- **Required work**
Check every line below for the word "content" and give only the number of lines where it appears.
___ Data in this exercise
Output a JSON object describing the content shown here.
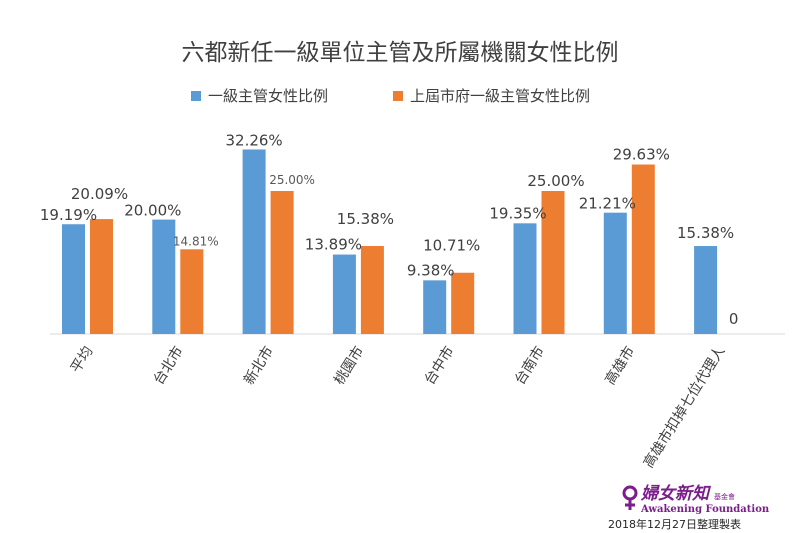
{
  "chart_data": {
    "type": "bar",
    "title": "六都新任一級單位主管及所屬機關女性比例",
    "categories": [
      "平均",
      "台北市",
      "新北市",
      "桃園市",
      "台中市",
      "台南市",
      "高雄市",
      "高雄市扣掉七位代理人"
    ],
    "series": [
      {
        "name": "一級主管女性比例",
        "color": "#5b9bd5",
        "values": [
          19.19,
          20.0,
          32.26,
          13.89,
          9.38,
          19.35,
          21.21,
          15.38
        ],
        "labels": [
          "19.19%",
          "20.00%",
          "32.26%",
          "13.89%",
          "9.38%",
          "19.35%",
          "21.21%",
          "15.38%"
        ]
      },
      {
        "name": "上屆市府一級主管女性比例",
        "color": "#ed7d31",
        "values": [
          20.09,
          14.81,
          25.0,
          15.38,
          10.71,
          25.0,
          29.63,
          0
        ],
        "labels": [
          "20.09%",
          "14.81%",
          "25.00%",
          "15.38%",
          "10.71%",
          "25.00%",
          "29.63%",
          "0"
        ]
      }
    ],
    "ylim": [
      0,
      35
    ],
    "grid": false,
    "legend": "top-center"
  },
  "logo": {
    "name_cn": "婦女新知",
    "name_cn_small": "基金會",
    "name_en": "Awakening Foundation"
  },
  "footnote": "2018年12月27日整理製表"
}
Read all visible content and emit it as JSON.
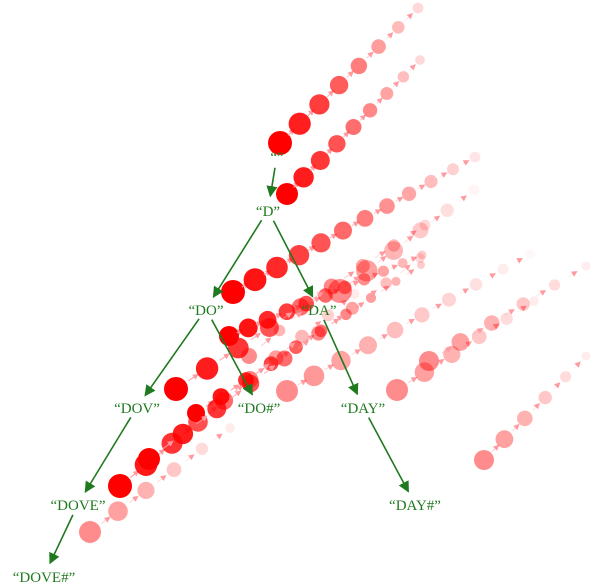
{
  "diagram": {
    "colors": {
      "tree": "#1f7a1f",
      "dots": "#ff0000",
      "background": "#ffffff"
    },
    "nodes": [
      {
        "id": "root",
        "label": "“”"
      },
      {
        "id": "d",
        "label": "“D”"
      },
      {
        "id": "do",
        "label": "“DO”"
      },
      {
        "id": "da",
        "label": "“DA”"
      },
      {
        "id": "dov",
        "label": "“DOV”"
      },
      {
        "id": "do_end",
        "label": "“DO#”"
      },
      {
        "id": "day",
        "label": "“DAY”"
      },
      {
        "id": "dove",
        "label": "“DOVE”"
      },
      {
        "id": "day_end",
        "label": "“DAY#”"
      },
      {
        "id": "dove_end",
        "label": "“DOVE#”"
      }
    ],
    "edges": [
      [
        "root",
        "d"
      ],
      [
        "d",
        "do"
      ],
      [
        "d",
        "da"
      ],
      [
        "do",
        "dov"
      ],
      [
        "do",
        "do_end"
      ],
      [
        "da",
        "day"
      ],
      [
        "dov",
        "dove"
      ],
      [
        "day",
        "day_end"
      ],
      [
        "dove",
        "dove_end"
      ]
    ]
  }
}
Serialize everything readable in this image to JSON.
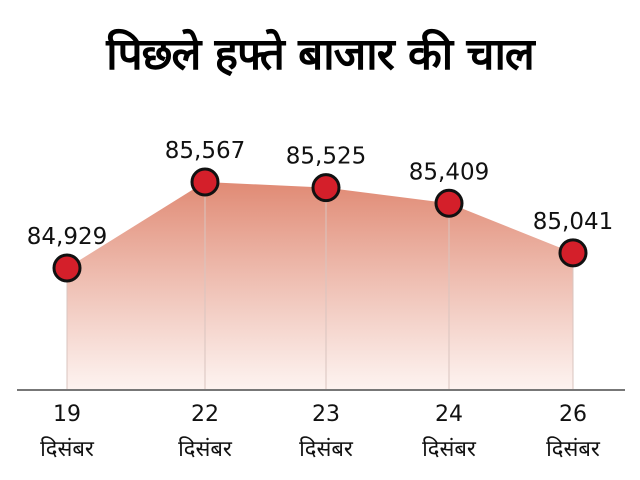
{
  "title": "पिछले हफ्ते बाजार की चाल",
  "colors": {
    "area_top": "#e08a74",
    "area_bottom": "#fbeae5",
    "marker_fill": "#d41f2a",
    "marker_stroke": "#111111",
    "axis": "#777777",
    "gridline": "#d9c4bf"
  },
  "chart_data": {
    "type": "area",
    "title": "पिछले हफ्ते बाजार की चाल",
    "categories": [
      "19 दिसंबर",
      "22 दिसंबर",
      "23 दिसंबर",
      "24 दिसंबर",
      "26 दिसंबर"
    ],
    "x_day": [
      "19",
      "22",
      "23",
      "24",
      "26"
    ],
    "x_month": [
      "दिसंबर",
      "दिसंबर",
      "दिसंबर",
      "दिसंबर",
      "दिसंबर"
    ],
    "values": [
      84929,
      85567,
      85525,
      85409,
      85041
    ],
    "value_labels": [
      "84,929",
      "85,567",
      "85,525",
      "85,409",
      "85,041"
    ],
    "xlabel": "",
    "ylabel": "",
    "grid": "vertical drop lines at each point",
    "legend": "none"
  }
}
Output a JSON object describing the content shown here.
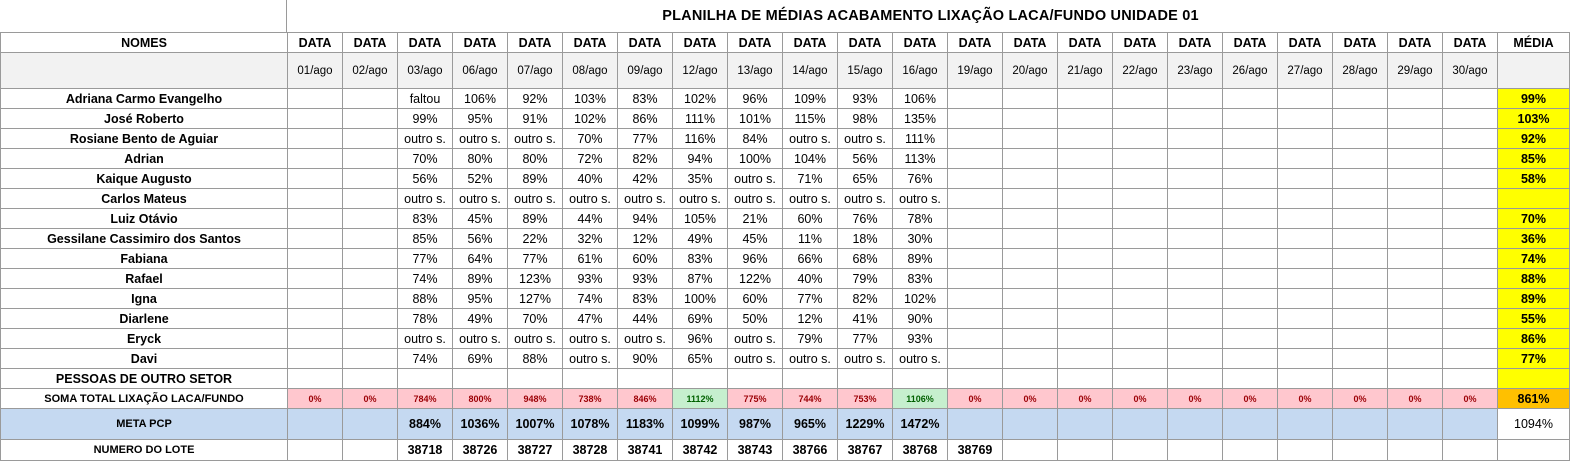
{
  "title": "PLANILHA DE MÉDIAS ACABAMENTO LIXAÇÃO LACA/FUNDO UNIDADE 01",
  "header": {
    "nomes": "NOMES",
    "data_label": "DATA",
    "media": "MÉDIA",
    "dates": [
      "01/ago",
      "02/ago",
      "03/ago",
      "06/ago",
      "07/ago",
      "08/ago",
      "09/ago",
      "12/ago",
      "13/ago",
      "14/ago",
      "15/ago",
      "16/ago",
      "19/ago",
      "20/ago",
      "21/ago",
      "22/ago",
      "23/ago",
      "26/ago",
      "27/ago",
      "28/ago",
      "29/ago",
      "30/ago"
    ]
  },
  "people": [
    {
      "name": "Adriana Carmo Evangelho",
      "values": [
        "",
        "",
        "faltou",
        "106%",
        "92%",
        "103%",
        "83%",
        "102%",
        "96%",
        "109%",
        "93%",
        "106%",
        "",
        "",
        "",
        "",
        "",
        "",
        "",
        "",
        "",
        ""
      ],
      "media": "99%"
    },
    {
      "name": "José Roberto",
      "values": [
        "",
        "",
        "99%",
        "95%",
        "91%",
        "102%",
        "86%",
        "111%",
        "101%",
        "115%",
        "98%",
        "135%",
        "",
        "",
        "",
        "",
        "",
        "",
        "",
        "",
        "",
        ""
      ],
      "media": "103%"
    },
    {
      "name": "Rosiane Bento de Aguiar",
      "values": [
        "",
        "",
        "outro s.",
        "outro s.",
        "outro s.",
        "70%",
        "77%",
        "116%",
        "84%",
        "outro s.",
        "outro s.",
        "111%",
        "",
        "",
        "",
        "",
        "",
        "",
        "",
        "",
        "",
        ""
      ],
      "media": "92%"
    },
    {
      "name": "Adrian",
      "values": [
        "",
        "",
        "70%",
        "80%",
        "80%",
        "72%",
        "82%",
        "94%",
        "100%",
        "104%",
        "56%",
        "113%",
        "",
        "",
        "",
        "",
        "",
        "",
        "",
        "",
        "",
        ""
      ],
      "media": "85%"
    },
    {
      "name": "Kaique Augusto",
      "values": [
        "",
        "",
        "56%",
        "52%",
        "89%",
        "40%",
        "42%",
        "35%",
        "outro s.",
        "71%",
        "65%",
        "76%",
        "",
        "",
        "",
        "",
        "",
        "",
        "",
        "",
        "",
        ""
      ],
      "media": "58%"
    },
    {
      "name": "Carlos Mateus",
      "values": [
        "",
        "",
        "outro s.",
        "outro s.",
        "outro s.",
        "outro s.",
        "outro s.",
        "outro s.",
        "outro s.",
        "outro s.",
        "outro s.",
        "outro s.",
        "",
        "",
        "",
        "",
        "",
        "",
        "",
        "",
        "",
        ""
      ],
      "media": ""
    },
    {
      "name": "Luiz Otávio",
      "values": [
        "",
        "",
        "83%",
        "45%",
        "89%",
        "44%",
        "94%",
        "105%",
        "21%",
        "60%",
        "76%",
        "78%",
        "",
        "",
        "",
        "",
        "",
        "",
        "",
        "",
        "",
        ""
      ],
      "media": "70%"
    },
    {
      "name": "Gessilane Cassimiro dos Santos",
      "values": [
        "",
        "",
        "85%",
        "56%",
        "22%",
        "32%",
        "12%",
        "49%",
        "45%",
        "11%",
        "18%",
        "30%",
        "",
        "",
        "",
        "",
        "",
        "",
        "",
        "",
        "",
        ""
      ],
      "media": "36%"
    },
    {
      "name": "Fabiana",
      "values": [
        "",
        "",
        "77%",
        "64%",
        "77%",
        "61%",
        "60%",
        "83%",
        "96%",
        "66%",
        "68%",
        "89%",
        "",
        "",
        "",
        "",
        "",
        "",
        "",
        "",
        "",
        ""
      ],
      "media": "74%"
    },
    {
      "name": "Rafael",
      "values": [
        "",
        "",
        "74%",
        "89%",
        "123%",
        "93%",
        "93%",
        "87%",
        "122%",
        "40%",
        "79%",
        "83%",
        "",
        "",
        "",
        "",
        "",
        "",
        "",
        "",
        "",
        ""
      ],
      "media": "88%"
    },
    {
      "name": "Igna",
      "values": [
        "",
        "",
        "88%",
        "95%",
        "127%",
        "74%",
        "83%",
        "100%",
        "60%",
        "77%",
        "82%",
        "102%",
        "",
        "",
        "",
        "",
        "",
        "",
        "",
        "",
        "",
        ""
      ],
      "media": "89%"
    },
    {
      "name": "Diarlene",
      "values": [
        "",
        "",
        "78%",
        "49%",
        "70%",
        "47%",
        "44%",
        "69%",
        "50%",
        "12%",
        "41%",
        "90%",
        "",
        "",
        "",
        "",
        "",
        "",
        "",
        "",
        "",
        ""
      ],
      "media": "55%"
    },
    {
      "name": "Eryck",
      "values": [
        "",
        "",
        "outro s.",
        "outro s.",
        "outro s.",
        "outro s.",
        "outro s.",
        "96%",
        "outro s.",
        "79%",
        "77%",
        "93%",
        "",
        "",
        "",
        "",
        "",
        "",
        "",
        "",
        "",
        ""
      ],
      "media": "86%"
    },
    {
      "name": "Davi",
      "values": [
        "",
        "",
        "74%",
        "69%",
        "88%",
        "outro s.",
        "90%",
        "65%",
        "outro s.",
        "outro s.",
        "outro s.",
        "outro s.",
        "",
        "",
        "",
        "",
        "",
        "",
        "",
        "",
        "",
        ""
      ],
      "media": "77%"
    },
    {
      "name": "PESSOAS DE OUTRO SETOR",
      "values": [
        "",
        "",
        "",
        "",
        "",
        "",
        "",
        "",
        "",
        "",
        "",
        "",
        "",
        "",
        "",
        "",
        "",
        "",
        "",
        "",
        "",
        ""
      ],
      "media": ""
    }
  ],
  "soma": {
    "label": "SOMA TOTAL LIXAÇÃO LACA/FUNDO",
    "values": [
      "0%",
      "0%",
      "784%",
      "800%",
      "948%",
      "738%",
      "846%",
      "1112%",
      "775%",
      "744%",
      "753%",
      "1106%",
      "0%",
      "0%",
      "0%",
      "0%",
      "0%",
      "0%",
      "0%",
      "0%",
      "0%",
      "0%"
    ],
    "highlight_green": [
      7,
      11
    ],
    "media": "861%"
  },
  "meta": {
    "label": "META PCP",
    "values": [
      "",
      "",
      "884%",
      "1036%",
      "1007%",
      "1078%",
      "1183%",
      "1099%",
      "987%",
      "965%",
      "1229%",
      "1472%",
      "",
      "",
      "",
      "",
      "",
      "",
      "",
      "",
      "",
      ""
    ],
    "media": "1094%"
  },
  "lote": {
    "label": "NUMERO DO LOTE",
    "values": [
      "",
      "",
      "38718",
      "38726",
      "38727",
      "38728",
      "38741",
      "38742",
      "38743",
      "38766",
      "38767",
      "38768",
      "38769",
      "",
      "",
      "",
      "",
      "",
      "",
      "",
      "",
      ""
    ],
    "media": ""
  },
  "colors": {
    "yellow": "#ffff00",
    "pink": "#ffc7ce",
    "green": "#c6efce",
    "orange": "#ffc000",
    "blue": "#c5d9f1"
  }
}
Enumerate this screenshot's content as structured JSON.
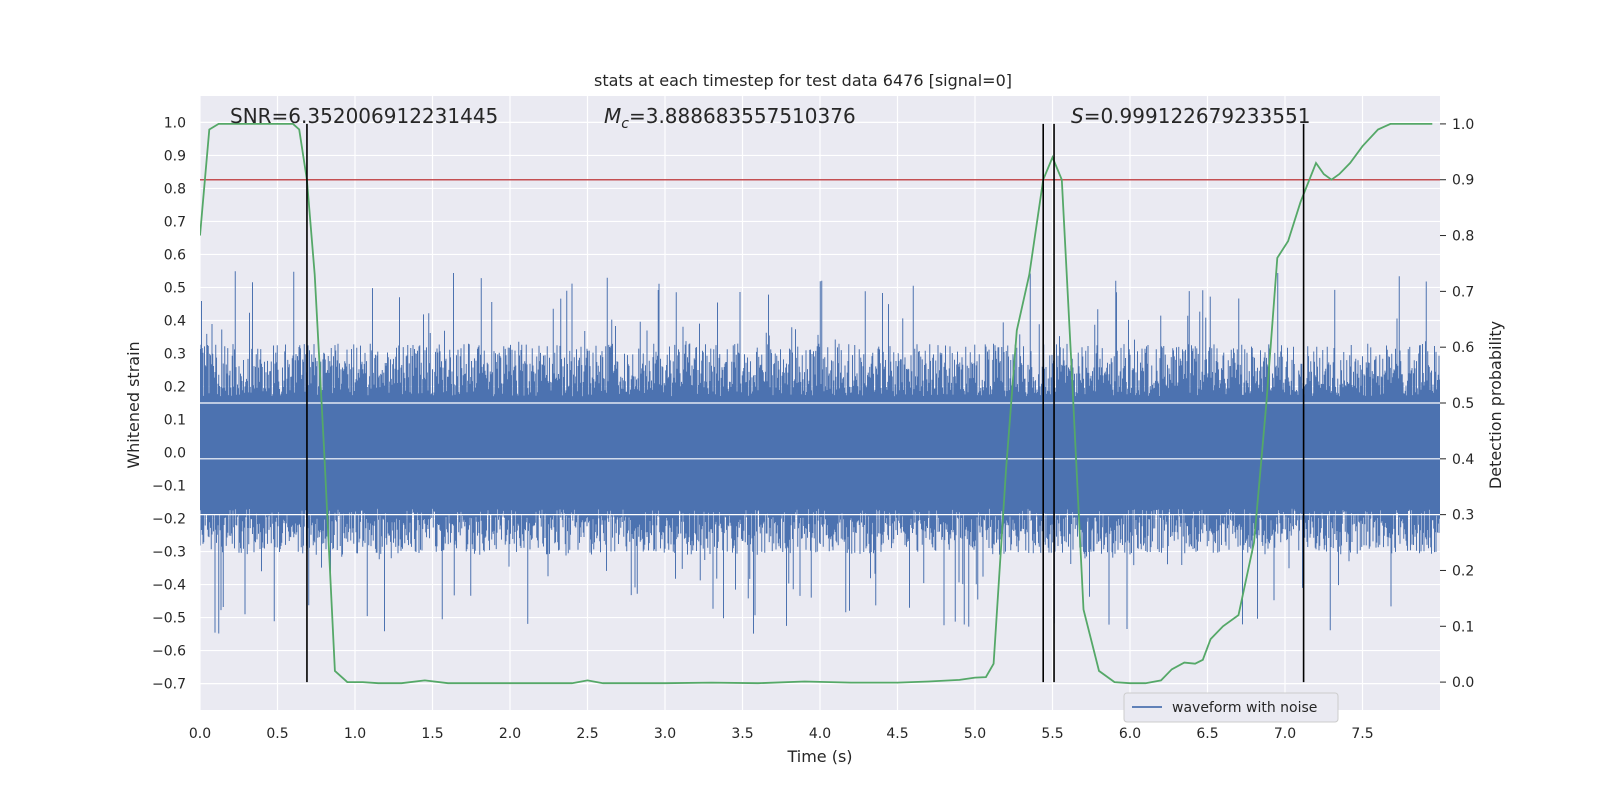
______
- **Solution to this exercise**
4